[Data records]
----

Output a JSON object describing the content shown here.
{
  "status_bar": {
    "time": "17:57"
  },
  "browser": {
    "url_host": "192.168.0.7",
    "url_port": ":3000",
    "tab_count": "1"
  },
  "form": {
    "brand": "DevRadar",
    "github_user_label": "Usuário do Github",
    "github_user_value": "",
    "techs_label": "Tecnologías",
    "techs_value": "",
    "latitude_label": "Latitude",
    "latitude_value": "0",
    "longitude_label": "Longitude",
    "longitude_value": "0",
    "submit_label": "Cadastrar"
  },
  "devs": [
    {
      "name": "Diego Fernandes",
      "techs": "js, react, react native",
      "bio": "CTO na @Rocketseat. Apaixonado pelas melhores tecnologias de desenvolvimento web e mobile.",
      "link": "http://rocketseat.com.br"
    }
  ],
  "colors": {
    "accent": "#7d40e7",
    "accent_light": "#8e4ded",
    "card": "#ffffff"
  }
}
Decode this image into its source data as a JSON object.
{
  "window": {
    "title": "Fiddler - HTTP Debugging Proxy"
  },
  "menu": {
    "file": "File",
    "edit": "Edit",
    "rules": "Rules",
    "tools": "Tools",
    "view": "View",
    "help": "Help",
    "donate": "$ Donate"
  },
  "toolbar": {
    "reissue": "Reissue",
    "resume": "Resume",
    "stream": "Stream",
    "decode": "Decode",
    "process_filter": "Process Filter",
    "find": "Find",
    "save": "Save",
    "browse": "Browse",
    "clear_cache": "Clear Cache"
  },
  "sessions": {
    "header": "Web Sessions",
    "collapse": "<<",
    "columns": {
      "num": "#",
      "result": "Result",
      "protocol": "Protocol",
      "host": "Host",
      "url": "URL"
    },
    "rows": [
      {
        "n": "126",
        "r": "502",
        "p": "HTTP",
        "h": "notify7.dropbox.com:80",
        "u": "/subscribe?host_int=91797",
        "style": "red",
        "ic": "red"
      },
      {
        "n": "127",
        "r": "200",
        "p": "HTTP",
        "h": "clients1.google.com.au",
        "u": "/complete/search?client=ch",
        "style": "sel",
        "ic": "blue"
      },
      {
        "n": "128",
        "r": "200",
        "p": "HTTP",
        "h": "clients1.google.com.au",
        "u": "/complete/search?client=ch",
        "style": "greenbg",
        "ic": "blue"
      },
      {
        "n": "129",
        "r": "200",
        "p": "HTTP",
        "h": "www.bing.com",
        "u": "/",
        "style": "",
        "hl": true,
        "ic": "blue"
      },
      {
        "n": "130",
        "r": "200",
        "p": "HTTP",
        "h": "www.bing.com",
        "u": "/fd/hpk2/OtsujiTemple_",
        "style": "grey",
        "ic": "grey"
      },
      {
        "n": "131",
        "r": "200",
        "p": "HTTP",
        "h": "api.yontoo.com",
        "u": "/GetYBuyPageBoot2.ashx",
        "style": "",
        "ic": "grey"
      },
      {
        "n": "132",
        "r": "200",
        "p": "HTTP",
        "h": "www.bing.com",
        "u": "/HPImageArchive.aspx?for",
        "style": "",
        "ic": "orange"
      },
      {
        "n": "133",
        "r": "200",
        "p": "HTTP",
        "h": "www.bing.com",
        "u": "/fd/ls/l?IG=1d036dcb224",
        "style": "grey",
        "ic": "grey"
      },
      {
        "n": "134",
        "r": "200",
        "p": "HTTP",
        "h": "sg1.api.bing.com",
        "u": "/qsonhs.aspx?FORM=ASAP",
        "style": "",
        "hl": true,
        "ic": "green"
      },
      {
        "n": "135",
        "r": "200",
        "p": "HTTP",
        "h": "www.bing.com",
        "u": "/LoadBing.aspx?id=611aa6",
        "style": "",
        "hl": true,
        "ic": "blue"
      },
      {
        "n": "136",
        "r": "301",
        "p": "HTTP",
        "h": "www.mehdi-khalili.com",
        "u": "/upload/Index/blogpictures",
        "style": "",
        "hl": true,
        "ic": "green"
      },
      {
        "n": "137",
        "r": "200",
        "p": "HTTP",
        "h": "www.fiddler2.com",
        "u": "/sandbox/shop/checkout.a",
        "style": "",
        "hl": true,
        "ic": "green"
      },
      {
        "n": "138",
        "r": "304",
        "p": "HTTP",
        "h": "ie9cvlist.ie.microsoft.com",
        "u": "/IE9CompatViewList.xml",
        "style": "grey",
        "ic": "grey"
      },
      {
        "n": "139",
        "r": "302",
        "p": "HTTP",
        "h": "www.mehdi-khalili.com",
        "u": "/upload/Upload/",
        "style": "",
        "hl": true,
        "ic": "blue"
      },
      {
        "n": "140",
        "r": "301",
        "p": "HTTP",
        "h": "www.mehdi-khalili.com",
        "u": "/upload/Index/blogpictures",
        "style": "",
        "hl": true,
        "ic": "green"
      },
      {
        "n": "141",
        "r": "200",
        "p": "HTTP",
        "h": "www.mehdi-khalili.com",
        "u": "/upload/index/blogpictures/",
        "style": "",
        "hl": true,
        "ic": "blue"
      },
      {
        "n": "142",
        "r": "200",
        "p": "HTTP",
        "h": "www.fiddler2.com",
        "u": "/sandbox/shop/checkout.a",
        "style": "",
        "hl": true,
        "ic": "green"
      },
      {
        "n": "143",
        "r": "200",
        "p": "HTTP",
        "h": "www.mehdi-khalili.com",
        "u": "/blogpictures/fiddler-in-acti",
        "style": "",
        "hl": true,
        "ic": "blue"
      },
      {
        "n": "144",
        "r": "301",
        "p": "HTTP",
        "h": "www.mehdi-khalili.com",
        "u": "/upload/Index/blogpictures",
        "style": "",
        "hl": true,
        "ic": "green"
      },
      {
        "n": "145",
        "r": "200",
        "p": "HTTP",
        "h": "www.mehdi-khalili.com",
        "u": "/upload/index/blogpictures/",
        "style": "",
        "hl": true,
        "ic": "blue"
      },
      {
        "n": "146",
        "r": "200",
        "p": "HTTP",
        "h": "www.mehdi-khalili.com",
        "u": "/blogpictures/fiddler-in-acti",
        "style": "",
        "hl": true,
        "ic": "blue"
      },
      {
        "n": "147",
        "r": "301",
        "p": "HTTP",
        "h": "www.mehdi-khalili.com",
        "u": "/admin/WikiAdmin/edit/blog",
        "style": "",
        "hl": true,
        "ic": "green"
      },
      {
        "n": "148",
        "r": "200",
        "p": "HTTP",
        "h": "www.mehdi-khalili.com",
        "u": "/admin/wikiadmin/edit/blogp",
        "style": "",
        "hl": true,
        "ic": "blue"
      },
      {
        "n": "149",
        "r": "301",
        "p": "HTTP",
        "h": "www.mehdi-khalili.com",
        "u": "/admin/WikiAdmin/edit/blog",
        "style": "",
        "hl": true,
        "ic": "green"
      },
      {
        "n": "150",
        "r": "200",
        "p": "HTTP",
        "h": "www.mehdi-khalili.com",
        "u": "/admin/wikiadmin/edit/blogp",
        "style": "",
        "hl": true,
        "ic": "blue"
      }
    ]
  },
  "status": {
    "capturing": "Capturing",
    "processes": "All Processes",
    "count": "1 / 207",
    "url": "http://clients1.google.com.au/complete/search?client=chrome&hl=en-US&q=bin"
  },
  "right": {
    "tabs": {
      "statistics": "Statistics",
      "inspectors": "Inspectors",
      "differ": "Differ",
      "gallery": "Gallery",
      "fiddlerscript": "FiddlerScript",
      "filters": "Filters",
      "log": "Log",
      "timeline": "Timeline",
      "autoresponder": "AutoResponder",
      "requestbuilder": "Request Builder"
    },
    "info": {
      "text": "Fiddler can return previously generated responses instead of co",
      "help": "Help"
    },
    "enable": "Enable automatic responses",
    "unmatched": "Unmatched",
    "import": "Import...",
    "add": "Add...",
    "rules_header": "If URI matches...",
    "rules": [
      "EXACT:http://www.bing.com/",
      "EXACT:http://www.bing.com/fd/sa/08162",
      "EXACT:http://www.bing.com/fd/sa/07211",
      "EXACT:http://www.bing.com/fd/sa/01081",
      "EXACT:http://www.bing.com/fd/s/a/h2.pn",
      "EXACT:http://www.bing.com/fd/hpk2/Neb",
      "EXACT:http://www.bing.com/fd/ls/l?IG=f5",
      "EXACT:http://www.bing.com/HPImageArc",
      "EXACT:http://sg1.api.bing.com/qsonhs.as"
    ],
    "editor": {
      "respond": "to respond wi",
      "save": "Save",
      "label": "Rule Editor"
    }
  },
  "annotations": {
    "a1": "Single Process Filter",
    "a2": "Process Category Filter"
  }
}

----

[GIVEN TASK]
Looking at the data above, show all lines where the word "qsonhs" occurs.

[TASK OUTPUT]
        "u": "/qsonhs.aspx?FORM=ASAP",
      "EXACT:http://sg1.api.bing.com/qsonhs.as"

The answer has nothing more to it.